Given request ▸
Emit the data below verbatim, stripping out any pictures.

___ Source records ___

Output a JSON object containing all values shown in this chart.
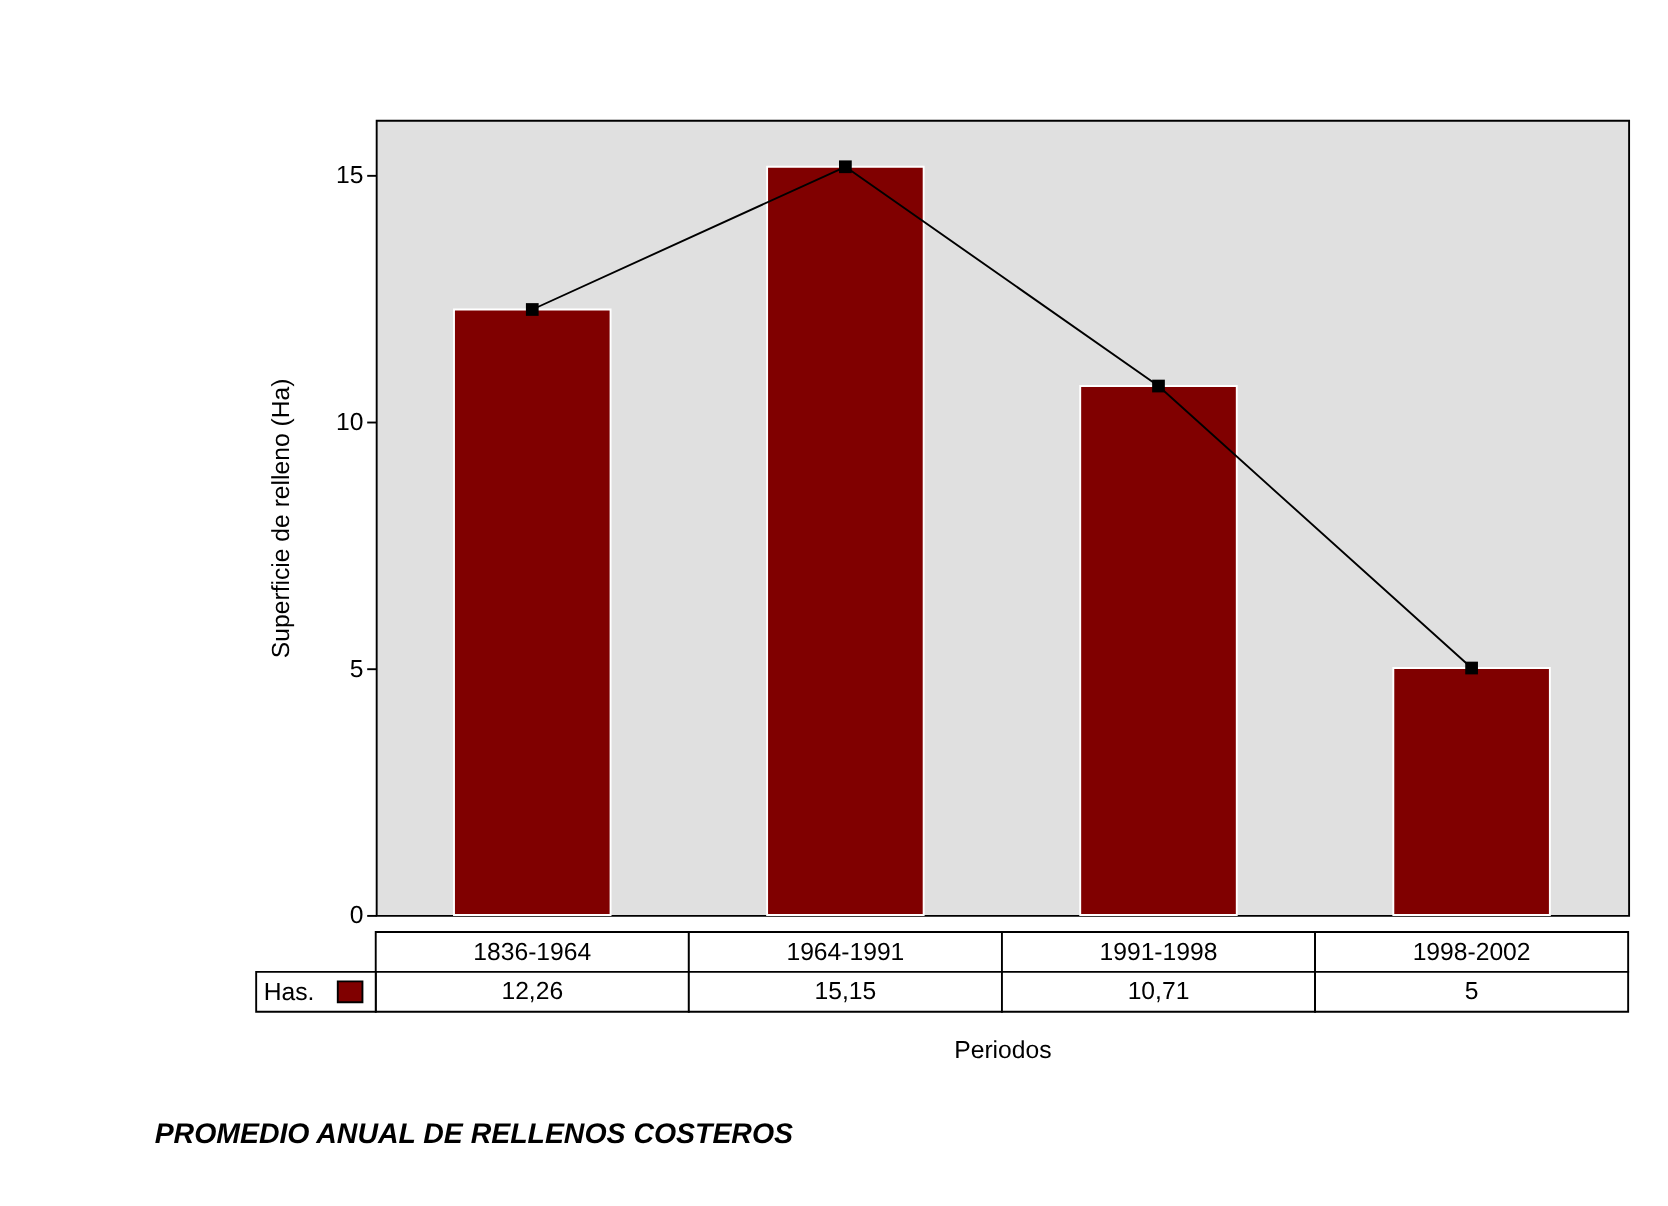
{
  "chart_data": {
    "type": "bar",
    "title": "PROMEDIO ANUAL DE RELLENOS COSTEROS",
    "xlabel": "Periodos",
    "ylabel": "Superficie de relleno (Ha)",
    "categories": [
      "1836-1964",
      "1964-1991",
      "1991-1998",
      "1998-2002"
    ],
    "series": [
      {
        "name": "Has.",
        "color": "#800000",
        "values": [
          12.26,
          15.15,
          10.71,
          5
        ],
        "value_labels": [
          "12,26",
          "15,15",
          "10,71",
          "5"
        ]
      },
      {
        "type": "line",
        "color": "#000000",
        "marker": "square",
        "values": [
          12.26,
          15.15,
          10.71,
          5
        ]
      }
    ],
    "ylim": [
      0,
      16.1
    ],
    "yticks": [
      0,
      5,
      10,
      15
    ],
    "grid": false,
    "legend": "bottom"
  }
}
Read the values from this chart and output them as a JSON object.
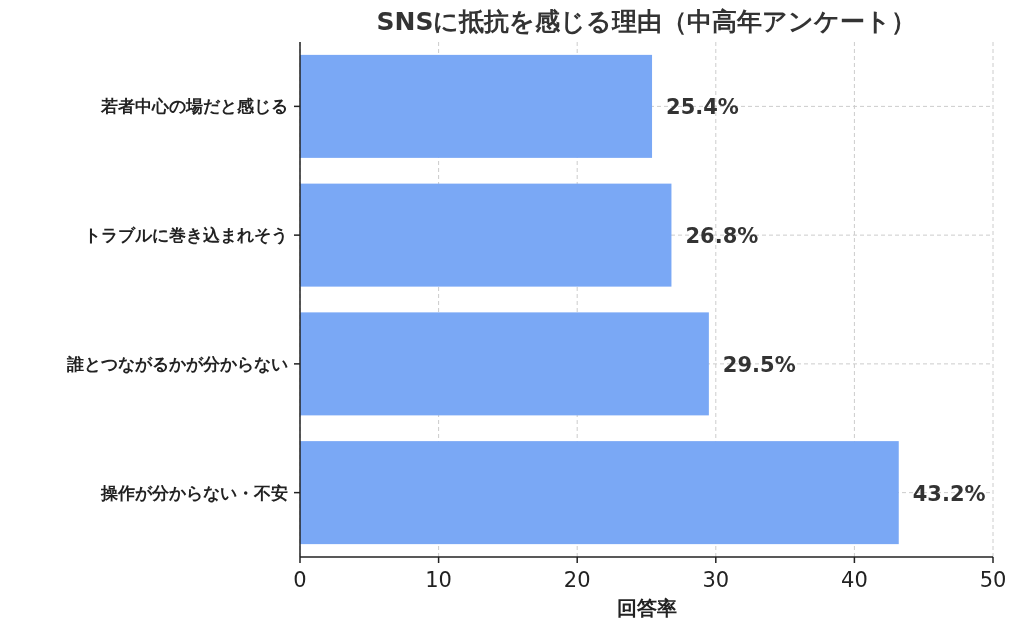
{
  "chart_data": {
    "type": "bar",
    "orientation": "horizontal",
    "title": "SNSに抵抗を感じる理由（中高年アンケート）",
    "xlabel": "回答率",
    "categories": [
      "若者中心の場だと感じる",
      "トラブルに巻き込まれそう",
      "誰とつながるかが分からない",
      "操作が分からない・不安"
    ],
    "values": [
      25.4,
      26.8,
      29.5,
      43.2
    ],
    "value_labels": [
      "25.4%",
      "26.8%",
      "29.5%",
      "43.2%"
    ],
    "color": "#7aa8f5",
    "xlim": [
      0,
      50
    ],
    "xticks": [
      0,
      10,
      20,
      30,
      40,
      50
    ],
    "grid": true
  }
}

___

Solution for this exercise ▸
Output a JSON object containing all values shown in this chart.
{
  "chart_data": {
    "type": "bar",
    "title": "PROMEDIO ANUAL DE RELLENOS COSTEROS",
    "xlabel": "Periodos",
    "ylabel": "Superficie de relleno (Ha)",
    "categories": [
      "1836-1964",
      "1964-1991",
      "1991-1998",
      "1998-2002"
    ],
    "series": [
      {
        "name": "Has.",
        "color": "#800000",
        "values": [
          12.26,
          15.15,
          10.71,
          5
        ],
        "value_labels": [
          "12,26",
          "15,15",
          "10,71",
          "5"
        ]
      },
      {
        "type": "line",
        "color": "#000000",
        "marker": "square",
        "values": [
          12.26,
          15.15,
          10.71,
          5
        ]
      }
    ],
    "ylim": [
      0,
      16.1
    ],
    "yticks": [
      0,
      5,
      10,
      15
    ],
    "grid": false,
    "legend": "bottom"
  }
}
Read the values from this chart and output them as a JSON object.
{
  "chart_data": {
    "type": "bar",
    "orientation": "horizontal",
    "title": "SNSに抵抗を感じる理由（中高年アンケート）",
    "xlabel": "回答率",
    "categories": [
      "若者中心の場だと感じる",
      "トラブルに巻き込まれそう",
      "誰とつながるかが分からない",
      "操作が分からない・不安"
    ],
    "values": [
      25.4,
      26.8,
      29.5,
      43.2
    ],
    "value_labels": [
      "25.4%",
      "26.8%",
      "29.5%",
      "43.2%"
    ],
    "color": "#7aa8f5",
    "xlim": [
      0,
      50
    ],
    "xticks": [
      0,
      10,
      20,
      30,
      40,
      50
    ],
    "grid": true
  }
}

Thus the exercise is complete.